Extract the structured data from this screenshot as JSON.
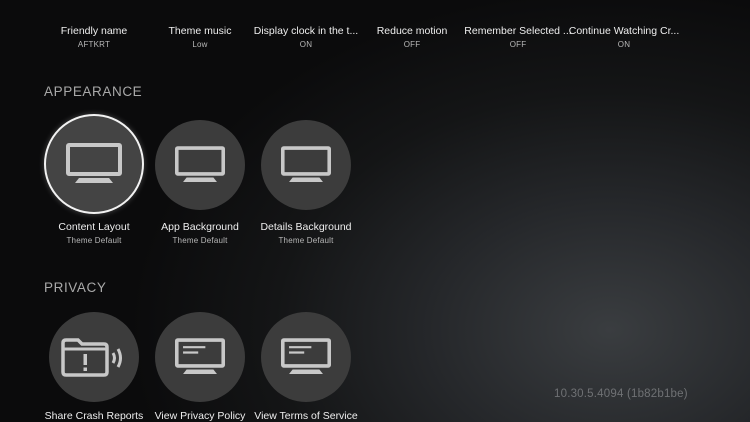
{
  "top_row": [
    {
      "label": "Friendly name",
      "value": "AFTKRT"
    },
    {
      "label": "Theme music",
      "value": "Low"
    },
    {
      "label": "Display clock in the t...",
      "value": "ON"
    },
    {
      "label": "Reduce motion",
      "value": "OFF"
    },
    {
      "label": "Remember Selected ...",
      "value": "OFF"
    },
    {
      "label": "Continue Watching Cr...",
      "value": "ON"
    }
  ],
  "appearance": {
    "header": "APPEARANCE",
    "items": [
      {
        "label": "Content Layout",
        "value": "Theme Default",
        "icon": "monitor-icon"
      },
      {
        "label": "App Background",
        "value": "Theme Default",
        "icon": "monitor-icon"
      },
      {
        "label": "Details Background",
        "value": "Theme Default",
        "icon": "monitor-icon"
      }
    ]
  },
  "privacy": {
    "header": "PRIVACY",
    "items": [
      {
        "label": "Share Crash Reports",
        "icon": "crash-report-icon"
      },
      {
        "label": "View Privacy Policy",
        "icon": "document-monitor-icon"
      },
      {
        "label": "View Terms of Service",
        "icon": "document-monitor-icon"
      }
    ]
  },
  "version": "10.30.5.4094 (1b82b1be)",
  "colors": {
    "circle": "#3c3c3c",
    "focus_ring": "#f2f2f2",
    "icon": "#c8c8c8",
    "section_header": "#a9a9a9"
  }
}
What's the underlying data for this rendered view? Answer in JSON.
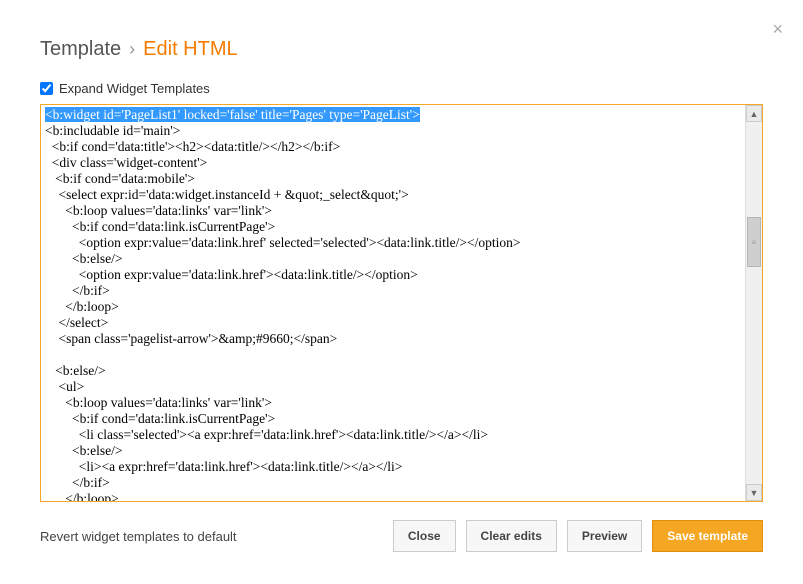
{
  "header": {
    "breadcrumb_root": "Template",
    "breadcrumb_sep": "›",
    "breadcrumb_current": "Edit HTML"
  },
  "checkbox": {
    "label": "Expand Widget Templates",
    "checked": true
  },
  "code": {
    "highlighted_line": "<b:widget id='PageList1' locked='false' title='Pages' type='PageList'>",
    "lines": [
      "<b:includable id='main'>",
      "  <b:if cond='data:title'><h2><data:title/></h2></b:if>",
      "  <div class='widget-content'>",
      "   <b:if cond='data:mobile'>",
      "    <select expr:id='data:widget.instanceId + &quot;_select&quot;'>",
      "      <b:loop values='data:links' var='link'>",
      "        <b:if cond='data:link.isCurrentPage'>",
      "          <option expr:value='data:link.href' selected='selected'><data:link.title/></option>",
      "        <b:else/>",
      "          <option expr:value='data:link.href'><data:link.title/></option>",
      "        </b:if>",
      "      </b:loop>",
      "    </select>",
      "    <span class='pagelist-arrow'>&amp;#9660;</span>",
      "",
      "   <b:else/>",
      "    <ul>",
      "      <b:loop values='data:links' var='link'>",
      "        <b:if cond='data:link.isCurrentPage'>",
      "          <li class='selected'><a expr:href='data:link.href'><data:link.title/></a></li>",
      "        <b:else/>",
      "          <li><a expr:href='data:link.href'><data:link.title/></a></li>",
      "        </b:if>",
      "      </b:loop>"
    ]
  },
  "footer": {
    "revert_label": "Revert widget templates to default",
    "buttons": {
      "close": "Close",
      "clear": "Clear edits",
      "preview": "Preview",
      "save": "Save template"
    }
  }
}
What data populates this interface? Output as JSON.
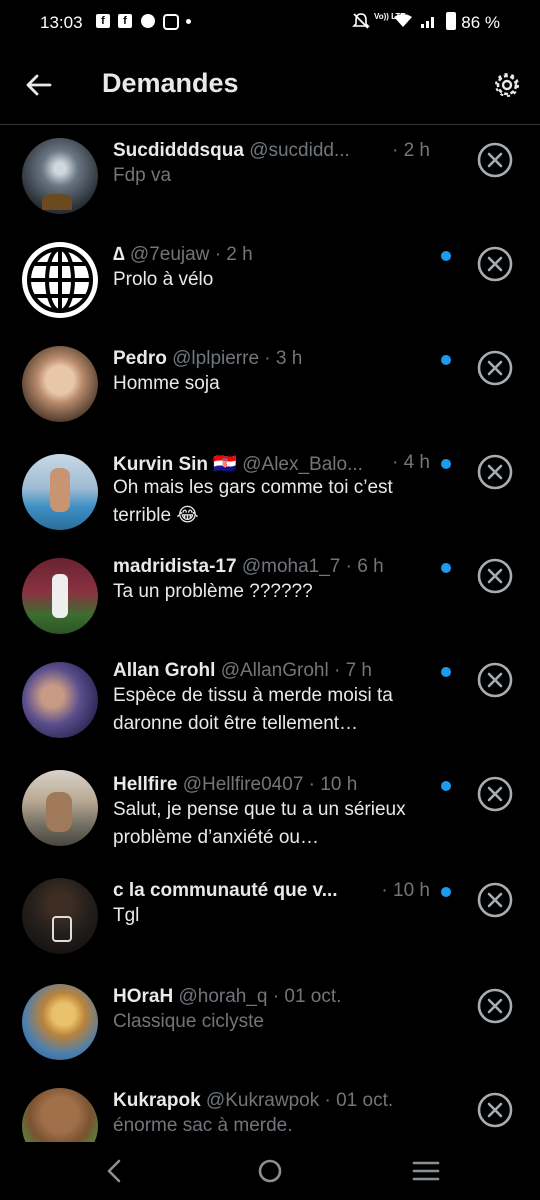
{
  "status_bar": {
    "time": "13:03",
    "left_icons": [
      "facebook-icon",
      "facebook-icon",
      "messenger-icon",
      "instagram-icon",
      "dot-icon"
    ],
    "volte": "Vo)) LTE",
    "battery": "86 %",
    "right_icons": [
      "mute-icon",
      "wifi-icon",
      "signal-icon",
      "battery-icon"
    ]
  },
  "header": {
    "title": "Demandes",
    "back_icon": "arrow-left-icon",
    "settings_icon": "gear-icon"
  },
  "requests": [
    {
      "name": "Sucdidddsqua",
      "handle": "@sucdidd...",
      "time": "· 2 h",
      "message": "Fdp va",
      "unread": false,
      "avatar": "night-sky-photo"
    },
    {
      "name": "∆",
      "handle": "@7eujaw",
      "time": "· 2 h",
      "message": "Prolo à vélo",
      "unread": true,
      "avatar": "globe-icon"
    },
    {
      "name": "Pedro",
      "handle": "@lplpierre",
      "time": "· 3 h",
      "message": "Homme soja",
      "unread": true,
      "avatar": "portrait-photo"
    },
    {
      "name": "Kurvin Sin 🇭🇷",
      "handle": "@Alex_Balo...",
      "time": "· 4 h",
      "message": "Oh mais les gars comme toi c’est terrible 😂",
      "unread": true,
      "avatar": "pool-photo"
    },
    {
      "name": "madridista-17",
      "handle": "@moha1_7",
      "time": "· 6 h",
      "message": "Ta un problème ??????",
      "unread": true,
      "avatar": "football-photo"
    },
    {
      "name": "Allan Grohl",
      "handle": "@AllanGrohl",
      "time": "· 7 h",
      "message": "Espèce de tissu à merde moisi ta daronne doit être tellement…",
      "unread": true,
      "avatar": "fighter-photo"
    },
    {
      "name": "Hellfire",
      "handle": "@Hellfire0407",
      "time": "· 10 h",
      "message": "Salut, je pense que tu a un sérieux problème d’anxiété ou…",
      "unread": true,
      "avatar": "mirror-selfie-photo"
    },
    {
      "name": "c la communauté que v...",
      "handle": "",
      "time": "· 10 h",
      "message": "Tgl",
      "unread": true,
      "avatar": "man-photo"
    },
    {
      "name": "HOraH",
      "handle": "@horah_q",
      "time": "· 01 oct.",
      "message": "Classique ciclyste",
      "unread": false,
      "avatar": "cartoon-character"
    },
    {
      "name": "Kukrapok",
      "handle": "@Kukrawpok",
      "time": "· 01 oct.",
      "message": "énorme sac à merde.",
      "unread": false,
      "avatar": "cartoon-bear"
    }
  ],
  "nav_bar": {
    "back_icon": "chevron-left-icon",
    "home_icon": "circle-home-icon",
    "recents_icon": "menu-lines-icon"
  },
  "colors": {
    "background": "#000000",
    "text_primary": "#e7e9ea",
    "text_secondary": "#71767b",
    "unread_dot": "#1d9bf0",
    "divider": "#2f3336"
  }
}
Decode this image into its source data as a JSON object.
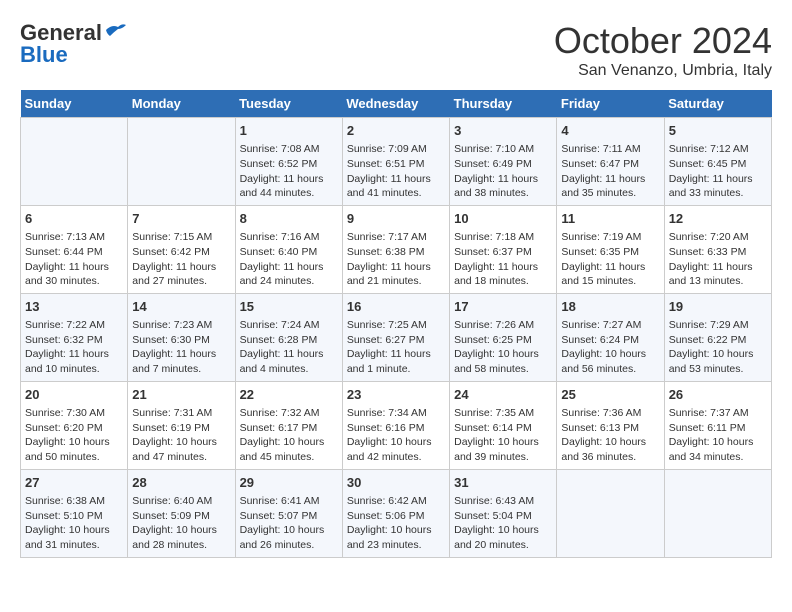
{
  "logo": {
    "line1": "General",
    "line2": "Blue",
    "bird_color": "#1a6bbf"
  },
  "title": "October 2024",
  "subtitle": "San Venanzo, Umbria, Italy",
  "days_of_week": [
    "Sunday",
    "Monday",
    "Tuesday",
    "Wednesday",
    "Thursday",
    "Friday",
    "Saturday"
  ],
  "weeks": [
    [
      {
        "day": "",
        "info": ""
      },
      {
        "day": "",
        "info": ""
      },
      {
        "day": "1",
        "info": "Sunrise: 7:08 AM\nSunset: 6:52 PM\nDaylight: 11 hours and 44 minutes."
      },
      {
        "day": "2",
        "info": "Sunrise: 7:09 AM\nSunset: 6:51 PM\nDaylight: 11 hours and 41 minutes."
      },
      {
        "day": "3",
        "info": "Sunrise: 7:10 AM\nSunset: 6:49 PM\nDaylight: 11 hours and 38 minutes."
      },
      {
        "day": "4",
        "info": "Sunrise: 7:11 AM\nSunset: 6:47 PM\nDaylight: 11 hours and 35 minutes."
      },
      {
        "day": "5",
        "info": "Sunrise: 7:12 AM\nSunset: 6:45 PM\nDaylight: 11 hours and 33 minutes."
      }
    ],
    [
      {
        "day": "6",
        "info": "Sunrise: 7:13 AM\nSunset: 6:44 PM\nDaylight: 11 hours and 30 minutes."
      },
      {
        "day": "7",
        "info": "Sunrise: 7:15 AM\nSunset: 6:42 PM\nDaylight: 11 hours and 27 minutes."
      },
      {
        "day": "8",
        "info": "Sunrise: 7:16 AM\nSunset: 6:40 PM\nDaylight: 11 hours and 24 minutes."
      },
      {
        "day": "9",
        "info": "Sunrise: 7:17 AM\nSunset: 6:38 PM\nDaylight: 11 hours and 21 minutes."
      },
      {
        "day": "10",
        "info": "Sunrise: 7:18 AM\nSunset: 6:37 PM\nDaylight: 11 hours and 18 minutes."
      },
      {
        "day": "11",
        "info": "Sunrise: 7:19 AM\nSunset: 6:35 PM\nDaylight: 11 hours and 15 minutes."
      },
      {
        "day": "12",
        "info": "Sunrise: 7:20 AM\nSunset: 6:33 PM\nDaylight: 11 hours and 13 minutes."
      }
    ],
    [
      {
        "day": "13",
        "info": "Sunrise: 7:22 AM\nSunset: 6:32 PM\nDaylight: 11 hours and 10 minutes."
      },
      {
        "day": "14",
        "info": "Sunrise: 7:23 AM\nSunset: 6:30 PM\nDaylight: 11 hours and 7 minutes."
      },
      {
        "day": "15",
        "info": "Sunrise: 7:24 AM\nSunset: 6:28 PM\nDaylight: 11 hours and 4 minutes."
      },
      {
        "day": "16",
        "info": "Sunrise: 7:25 AM\nSunset: 6:27 PM\nDaylight: 11 hours and 1 minute."
      },
      {
        "day": "17",
        "info": "Sunrise: 7:26 AM\nSunset: 6:25 PM\nDaylight: 10 hours and 58 minutes."
      },
      {
        "day": "18",
        "info": "Sunrise: 7:27 AM\nSunset: 6:24 PM\nDaylight: 10 hours and 56 minutes."
      },
      {
        "day": "19",
        "info": "Sunrise: 7:29 AM\nSunset: 6:22 PM\nDaylight: 10 hours and 53 minutes."
      }
    ],
    [
      {
        "day": "20",
        "info": "Sunrise: 7:30 AM\nSunset: 6:20 PM\nDaylight: 10 hours and 50 minutes."
      },
      {
        "day": "21",
        "info": "Sunrise: 7:31 AM\nSunset: 6:19 PM\nDaylight: 10 hours and 47 minutes."
      },
      {
        "day": "22",
        "info": "Sunrise: 7:32 AM\nSunset: 6:17 PM\nDaylight: 10 hours and 45 minutes."
      },
      {
        "day": "23",
        "info": "Sunrise: 7:34 AM\nSunset: 6:16 PM\nDaylight: 10 hours and 42 minutes."
      },
      {
        "day": "24",
        "info": "Sunrise: 7:35 AM\nSunset: 6:14 PM\nDaylight: 10 hours and 39 minutes."
      },
      {
        "day": "25",
        "info": "Sunrise: 7:36 AM\nSunset: 6:13 PM\nDaylight: 10 hours and 36 minutes."
      },
      {
        "day": "26",
        "info": "Sunrise: 7:37 AM\nSunset: 6:11 PM\nDaylight: 10 hours and 34 minutes."
      }
    ],
    [
      {
        "day": "27",
        "info": "Sunrise: 6:38 AM\nSunset: 5:10 PM\nDaylight: 10 hours and 31 minutes."
      },
      {
        "day": "28",
        "info": "Sunrise: 6:40 AM\nSunset: 5:09 PM\nDaylight: 10 hours and 28 minutes."
      },
      {
        "day": "29",
        "info": "Sunrise: 6:41 AM\nSunset: 5:07 PM\nDaylight: 10 hours and 26 minutes."
      },
      {
        "day": "30",
        "info": "Sunrise: 6:42 AM\nSunset: 5:06 PM\nDaylight: 10 hours and 23 minutes."
      },
      {
        "day": "31",
        "info": "Sunrise: 6:43 AM\nSunset: 5:04 PM\nDaylight: 10 hours and 20 minutes."
      },
      {
        "day": "",
        "info": ""
      },
      {
        "day": "",
        "info": ""
      }
    ]
  ]
}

━━━━━━━━

▸ Goal
Return all lines with the word "this" in them.

▸ Response to the exercise
Extract the structured data from this screenshot as JSON.
What's the underlying data for this rendered view? Answer in JSON.
What data populates this interface? Output as JSON.
Decode this image into its source data as a JSON object.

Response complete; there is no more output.